## What is required
State the number of lines in the material below that have "this" in them, without any other text.

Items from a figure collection

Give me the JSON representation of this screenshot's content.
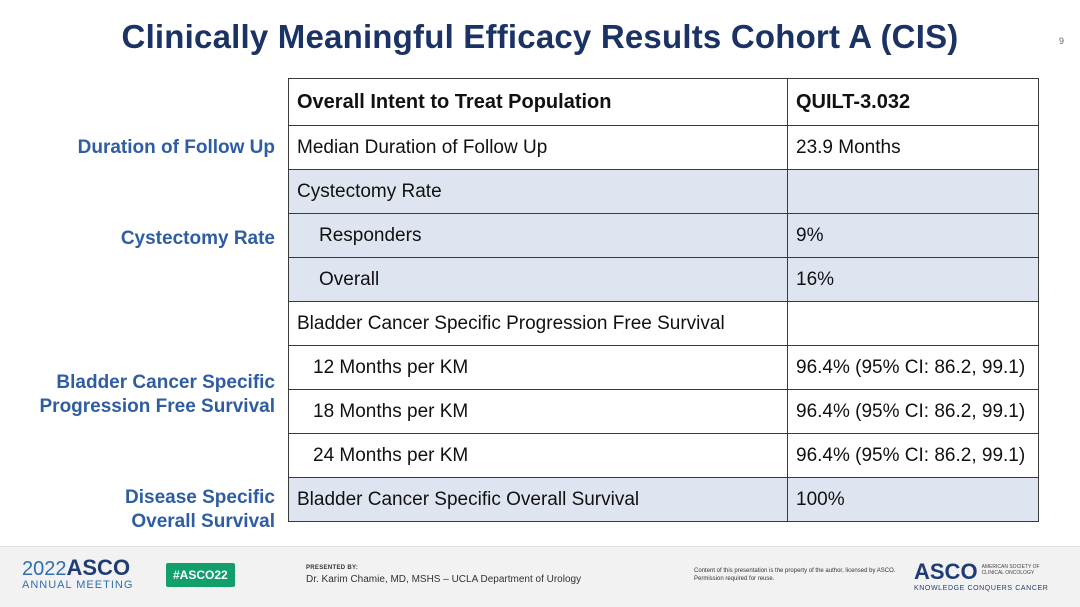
{
  "slide": {
    "title": "Clinically Meaningful Efficacy Results Cohort A (CIS)",
    "page_number": "9"
  },
  "side_labels": {
    "follow_up": "Duration of Follow Up",
    "cystectomy": "Cystectomy Rate",
    "pfs_line1": "Bladder Cancer Specific",
    "pfs_line2": "Progression Free Survival",
    "os_line1": "Disease Specific",
    "os_line2": "Overall Survival"
  },
  "table": {
    "header": [
      "Overall Intent to Treat Population",
      "QUILT-3.032"
    ],
    "rows": [
      {
        "label": "Median Duration of Follow Up",
        "value": "23.9 Months"
      },
      {
        "label": "Cystectomy Rate",
        "value": ""
      },
      {
        "label": "Responders",
        "value": "9%"
      },
      {
        "label": "Overall",
        "value": "16%"
      },
      {
        "label": "Bladder Cancer Specific Progression Free Survival",
        "value": ""
      },
      {
        "label": "12 Months per KM",
        "value": "96.4% (95% CI: 86.2, 99.1)"
      },
      {
        "label": "18 Months per KM",
        "value": "96.4% (95% CI: 86.2, 99.1)"
      },
      {
        "label": "24 Months per KM",
        "value": "96.4% (95% CI: 86.2, 99.1)"
      },
      {
        "label": "Bladder Cancer Specific Overall Survival",
        "value": "100%"
      }
    ]
  },
  "footer": {
    "meeting_year": "2022",
    "meeting_brand": "ASCO",
    "meeting_sub": "ANNUAL MEETING",
    "hashtag": "#ASCO22",
    "presented_by_label": "PRESENTED BY:",
    "presenter": "Dr. Karim Chamie, MD, MSHS – UCLA Department of Urology",
    "content_note": "Content of this presentation is the property of the author, licensed by ASCO. Permission required for reuse.",
    "asco_brand": "ASCO",
    "asco_full": "AMERICAN SOCIETY OF CLINICAL ONCOLOGY",
    "asco_tagline": "KNOWLEDGE CONQUERS CANCER"
  },
  "colors": {
    "title": "#1a3264",
    "side_label": "#2f5da3",
    "shaded_row": "#dfe5f0",
    "hashtag_bg": "#12a06a"
  }
}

## The result
2